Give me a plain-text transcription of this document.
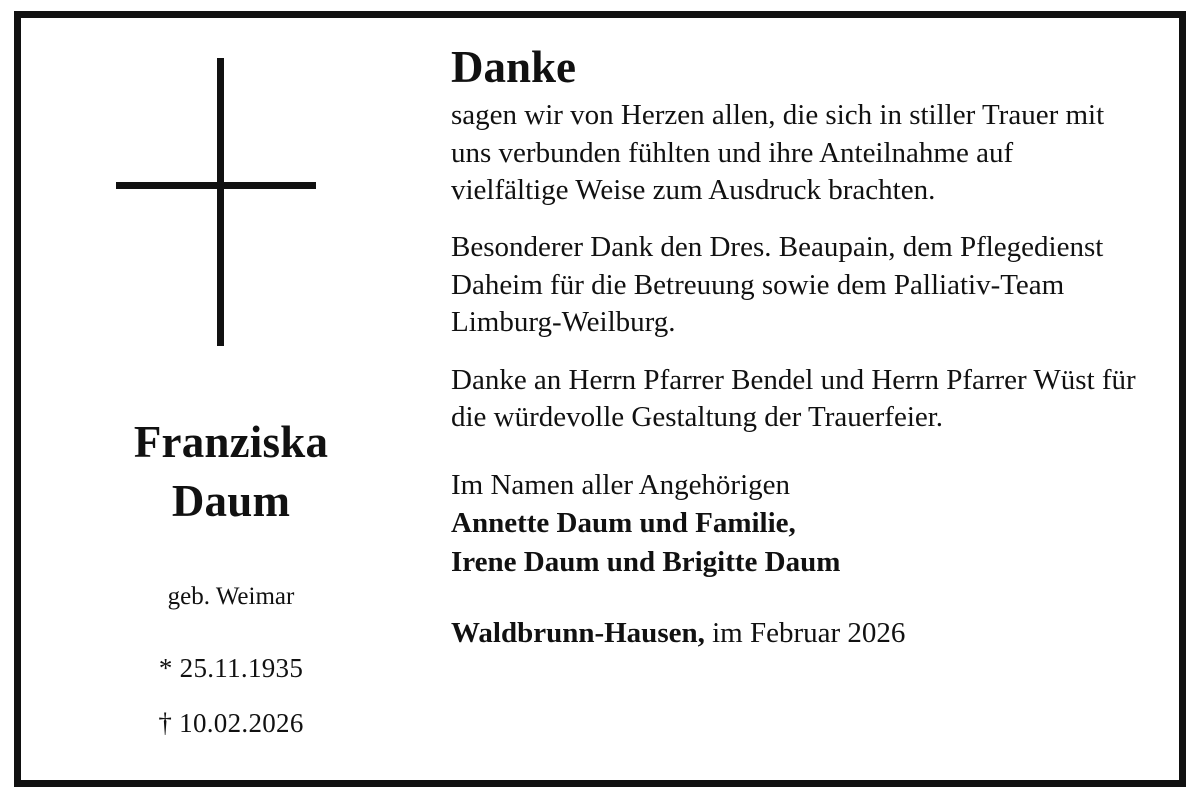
Franziska
Daum
geb. Weimar
* 25.11.1935
† 10.02.2026
Danke

sagen wir von Herzen allen, die sich in stiller Trauer mit uns verbunden fühlten und ihre Anteilnahme auf vielfältige Weise zum Ausdruck brachten.

Besonderer Dank den Dres. Beaupain, dem Pflegedienst Daheim für die Betreuung sowie dem Palliativ-Team Limburg-Weilburg.

Danke an Herrn Pfarrer Bendel und Herrn Pfarrer Wüst für die würdevolle Gestaltung der Trauerfeier.

Im Namen aller Angehörigen
Annette Daum und Familie,
Irene Daum und Brigitte Daum
Waldbrunn-Hausen, im Februar 2026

**WHAT NEEDS TO BE DONE**
Copy out every line from the data above that has "Danke" in it.

**REPLY**
Danke
Danke an Herrn Pfarrer Bendel und Herrn Pfarrer Wüst für die würdevolle Gestaltung der Trauerfeier.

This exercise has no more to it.